## start Given data

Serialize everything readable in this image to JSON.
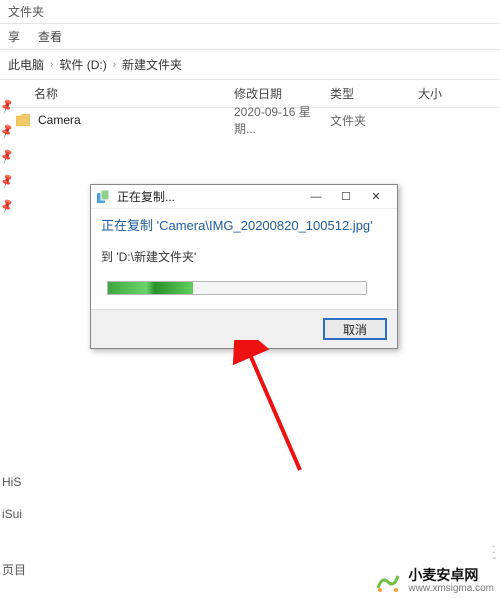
{
  "window": {
    "title": "文件夹"
  },
  "menu": {
    "share": "享",
    "view": "查看"
  },
  "breadcrumbs": {
    "root": "此电脑",
    "drive": "软件 (D:)",
    "folder": "新建文件夹"
  },
  "columns": {
    "name": "名称",
    "date": "修改日期",
    "type": "类型",
    "size": "大小"
  },
  "rows": [
    {
      "name": "Camera",
      "date": "2020-09-16 星期...",
      "type": "文件夹",
      "size": ""
    }
  ],
  "dialog": {
    "title": "正在复制...",
    "header_prefix": "正在复制 '",
    "header_path": "Camera\\IMG_20200820_100512.jpg",
    "header_suffix": "'",
    "dest_prefix": "到 '",
    "dest_path": "D:\\新建文件夹",
    "dest_suffix": "'",
    "progress_percent": 33,
    "cancel": "取消"
  },
  "sidebar_bottom": {
    "item1": "HiS",
    "item2": "iSui",
    "item3": "页目"
  },
  "watermark": {
    "title": "小麦安卓网",
    "url": "www.xmsigma.com"
  }
}
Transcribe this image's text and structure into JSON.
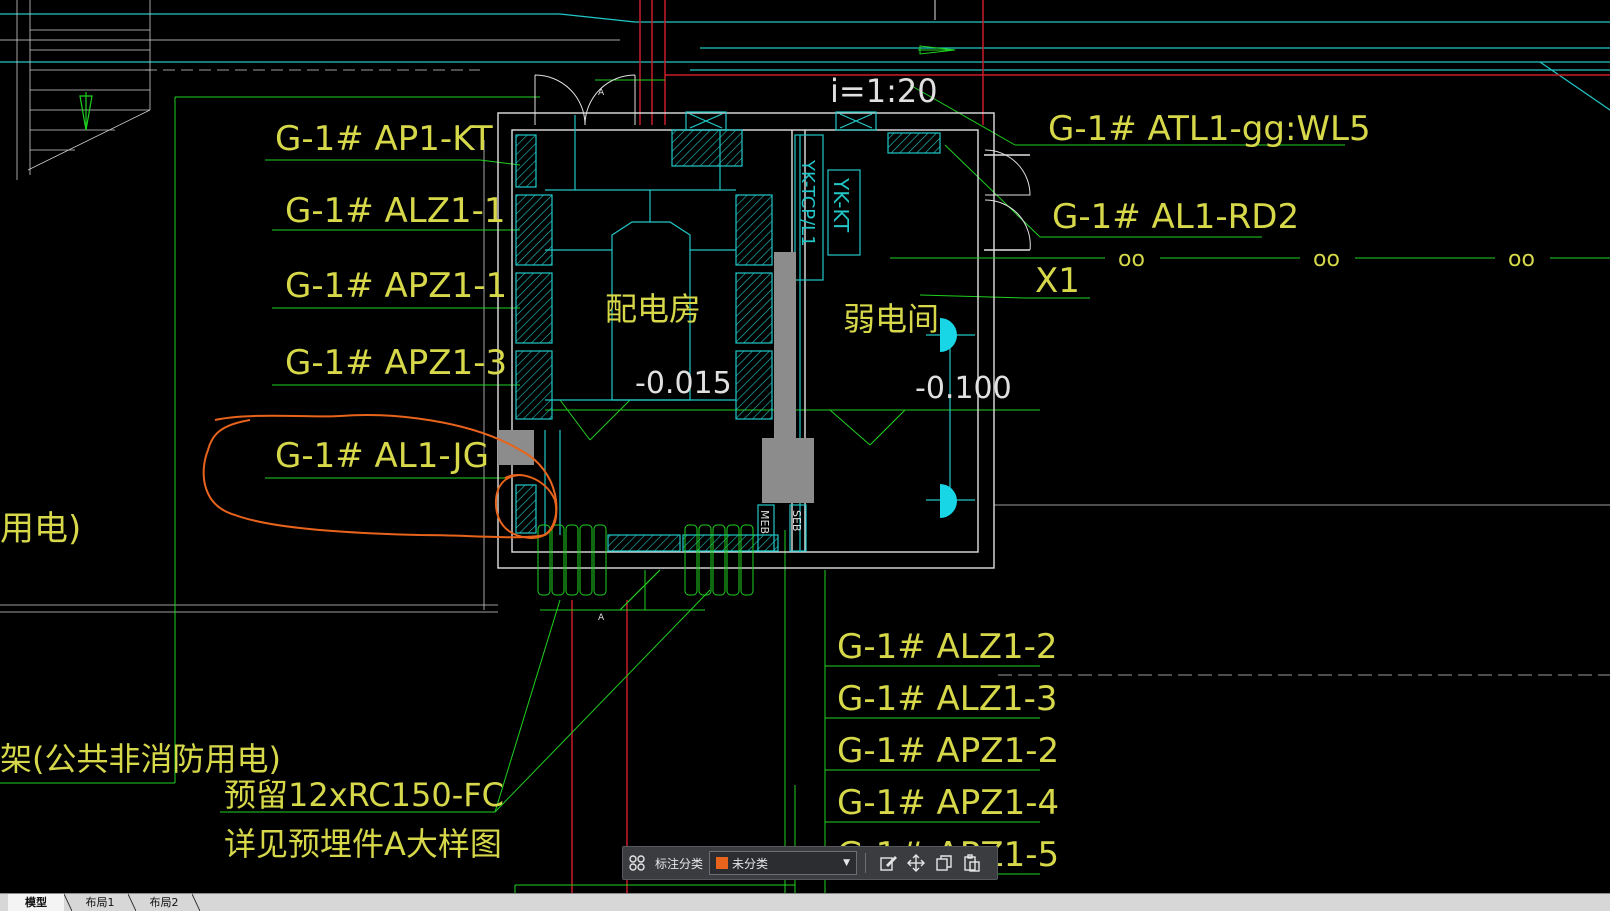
{
  "drawing": {
    "labels_left": [
      "G-1# AP1-KT",
      "G-1# ALZ1-1",
      "G-1# APZ1-1",
      "G-1# APZ1-3",
      "G-1# AL1-JG"
    ],
    "labels_right_bottom": [
      "G-1# ALZ1-2",
      "G-1# ALZ1-3",
      "G-1# APZ1-2",
      "G-1# APZ1-4",
      "G-1# APZ1-5"
    ],
    "labels_top_right": [
      "G-1# ATL1-gg:WL5",
      "G-1# AL1-RD2"
    ],
    "axis_x1": "X1",
    "slope": "i=1:20",
    "room_power": "配电房",
    "room_weak": "弱电间",
    "elev_power": "-0.015",
    "elev_weak": "-0.100",
    "vertical_yk_kt": "YK-KT",
    "vertical_yk_tcp": "YK-TCP/L1",
    "meb": "MEB",
    "seb": "SEB",
    "section_mark": "A",
    "note_left_partial": "用电)",
    "note_tray_partial": "架(公共非消防用电)",
    "note_reserve_1": "预留12xRC150-FC",
    "note_reserve_2": "详见预埋件A大样图",
    "axis_bubble_symbol": "oo"
  },
  "toolbar": {
    "label": "标注分类",
    "selected_value": "未分类",
    "selected_color": "#e8641c",
    "icons": [
      "annotation-grid-icon",
      "edit-icon",
      "move-icon",
      "copy-icon",
      "paste-icon"
    ]
  },
  "tabs": [
    "模型",
    "布局1",
    "布局2"
  ],
  "colors": {
    "background": "#000000",
    "text_yellow": "#d6d84a",
    "line_green": "#1fd11f",
    "line_cyan": "#22c7c7",
    "line_red": "#c81e2a",
    "line_white": "#e0e0e0",
    "markup_orange": "#e8641c"
  }
}
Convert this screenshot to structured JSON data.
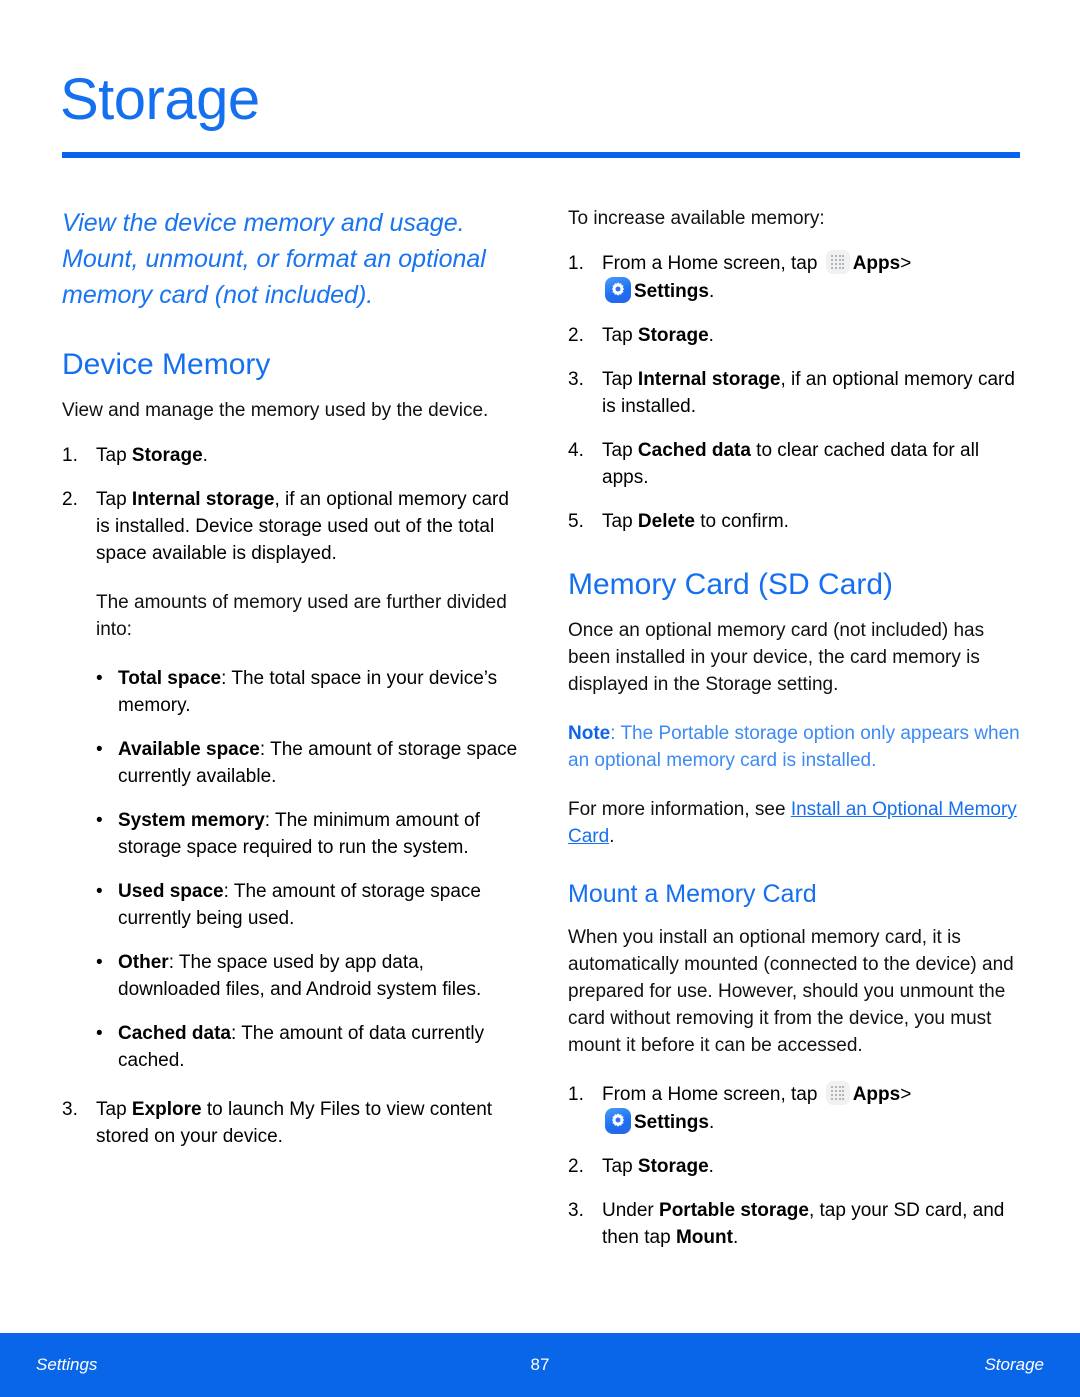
{
  "page": {
    "title": "Storage",
    "accent_color": "#1570F0",
    "rule_color": "#0A62EE",
    "note_color": "#3C8AF5",
    "footer_color": "#0A66E8"
  },
  "lead": "View the device memory and usage. Mount, unmount, or format an optional memory card (not included).",
  "left_column": {
    "section_title": "Device Memory",
    "intro": "View and manage the memory used by the device.",
    "steps": [
      {
        "num": "1.",
        "prefix": "Tap ",
        "bold": "Storage",
        "suffix": "."
      },
      {
        "num": "2.",
        "prefix": "Tap ",
        "bold": "Internal storage",
        "suffix": ", if an optional memory card is installed. Device storage used out of the total space available is displayed."
      }
    ],
    "divided_intro": "The amounts of memory used are further divided into:",
    "bullets": [
      {
        "term": "Total space",
        "desc": ": The total space in your device’s memory."
      },
      {
        "term": "Available space",
        "desc": ": The amount of storage space currently available."
      },
      {
        "term": "System memory",
        "desc": ": The minimum amount of storage space required to run the system."
      },
      {
        "term": "Used space",
        "desc": ": The amount of storage space currently being used."
      },
      {
        "term": "Other",
        "desc": ": The space used by app data, downloaded files, and Android system files."
      },
      {
        "term": "Cached data",
        "desc": ": The amount of data currently cached."
      }
    ],
    "step3": {
      "num": "3.",
      "prefix": "Tap ",
      "bold": "Explore",
      "suffix": " to launch My Files to view content stored on your device."
    }
  },
  "right_column": {
    "increase_intro": "To increase available memory:",
    "increase_steps": {
      "s1": {
        "num": "1.",
        "text_before_apps": "From a Home screen, tap ",
        "apps_label": "Apps",
        "chevron": ">",
        "settings_label": "Settings",
        "settings_suffix": "."
      },
      "s2": {
        "num": "2.",
        "prefix": "Tap ",
        "bold": "Storage",
        "suffix": "."
      },
      "s3": {
        "num": "3.",
        "prefix": "Tap ",
        "bold": "Internal storage",
        "suffix": ", if an optional memory card is installed."
      },
      "s4": {
        "num": "4.",
        "prefix": "Tap ",
        "bold": "Cached data",
        "suffix": " to clear cached data for all apps."
      },
      "s5": {
        "num": "5.",
        "prefix": "Tap ",
        "bold": "Delete",
        "suffix": " to confirm."
      }
    },
    "sd_section_title": "Memory Card (SD Card)",
    "sd_intro": "Once an optional memory card (not included) has been installed in your device, the card memory is displayed in the Storage setting.",
    "note": {
      "label": "Note",
      "text": ": The Portable storage option only appears when an optional memory card is installed."
    },
    "more_info": {
      "prefix": "For more information, see ",
      "link": "Install an Optional Memory Card",
      "suffix": "."
    },
    "mount_title": "Mount a Memory Card",
    "mount_body": "When you install an optional memory card, it is automatically mounted (connected to the device) and prepared for use. However, should you unmount the card without removing it from the device, you must mount it before it can be accessed.",
    "mount_steps": {
      "m1": {
        "num": "1.",
        "text_before_apps": "From a Home screen, tap ",
        "apps_label": "Apps",
        "chevron": ">",
        "settings_label": "Settings",
        "settings_suffix": "."
      },
      "m2": {
        "num": "2.",
        "prefix": "Tap ",
        "bold": "Storage",
        "suffix": "."
      },
      "m3": {
        "num": "3.",
        "prefix": "Under ",
        "bold": "Portable storage",
        "mid": ", tap your SD card, and then tap ",
        "bold2": "Mount",
        "suffix": "."
      }
    }
  },
  "footer": {
    "left": "Settings",
    "page_number": "87",
    "right": "Storage"
  }
}
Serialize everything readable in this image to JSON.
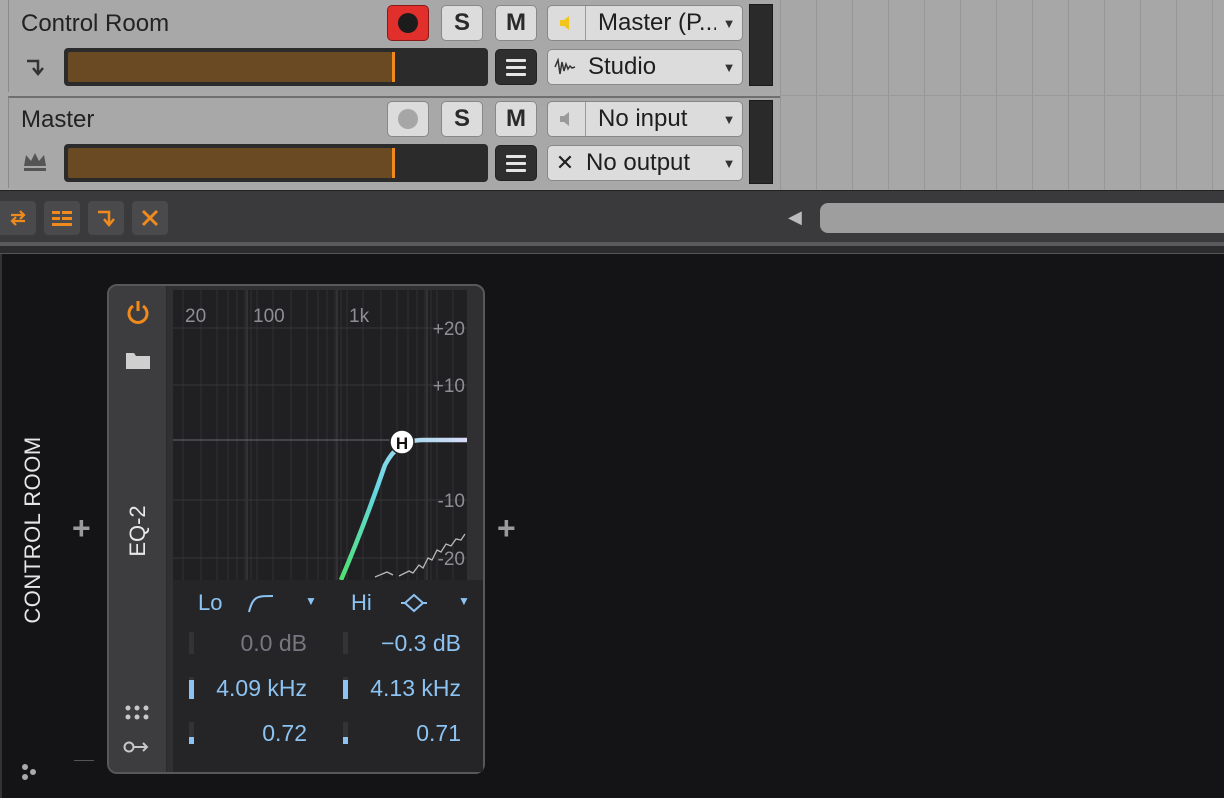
{
  "tracks": [
    {
      "name": "Control Room",
      "record_active": true,
      "solo": "S",
      "mute": "M",
      "input": "Master (P...",
      "output": "Studio",
      "meter_level": 0.78
    },
    {
      "name": "Master",
      "record_active": false,
      "solo": "S",
      "mute": "M",
      "input": "No input",
      "output": "No output",
      "meter_level": 0.78
    }
  ],
  "chain": {
    "label": "CONTROL ROOM",
    "add_before": "+",
    "add_after": "+"
  },
  "device": {
    "name": "EQ-2",
    "freq_ticks": [
      "20",
      "100",
      "1k"
    ],
    "db_ticks": [
      "+20",
      "+10",
      "-10",
      "-20"
    ],
    "node_label": "H",
    "band_lo": {
      "label": "Lo",
      "gain": "0.0 dB",
      "freq": "4.09 kHz",
      "q": "0.72",
      "freq_level": 0.85,
      "q_level": 0.3
    },
    "band_hi": {
      "label": "Hi",
      "gain": "−0.3 dB",
      "freq": "4.13 kHz",
      "q": "0.71",
      "freq_level": 0.85,
      "q_level": 0.3
    }
  },
  "colors": {
    "accent": "#f08a1d",
    "record": "#e1302b",
    "param_blue": "#8cc3f2",
    "meter_fill": "#6a4a22"
  }
}
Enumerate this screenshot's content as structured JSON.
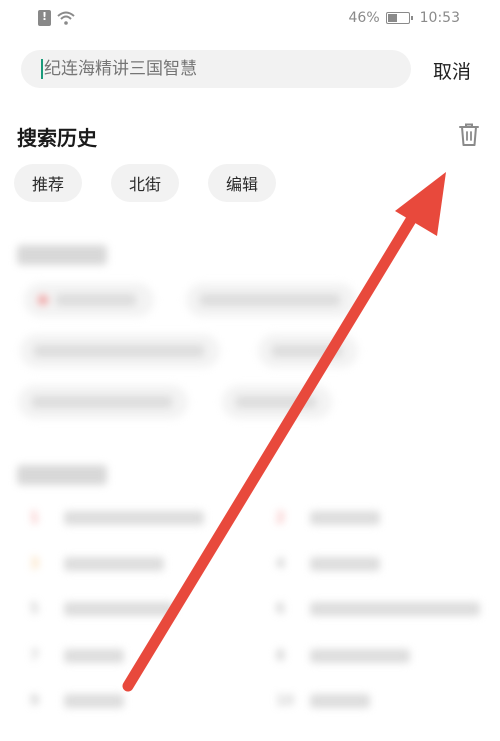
{
  "status_bar": {
    "battery_percent": "46%",
    "time": "10:53"
  },
  "search": {
    "placeholder": "纪连海精讲三国智慧",
    "cancel_label": "取消"
  },
  "history": {
    "title": "搜索历史",
    "chips": [
      "推荐",
      "北街",
      "编辑"
    ]
  },
  "colors": {
    "arrow": "#e8493c",
    "caret": "#1a9a7a"
  },
  "icons": {
    "trash": "trash-icon",
    "wifi": "wifi-icon",
    "battery": "battery-icon",
    "sim": "sim-icon"
  }
}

## end Given data

Look through the entries above and list every line containing "this".

Serialize everything readable in this image to JSON.
Transcribe this image's text and structure into JSON.
Convert this screenshot to structured JSON data.
Serialize everything readable in this image to JSON.
Enumerate this screenshot's content as structured JSON.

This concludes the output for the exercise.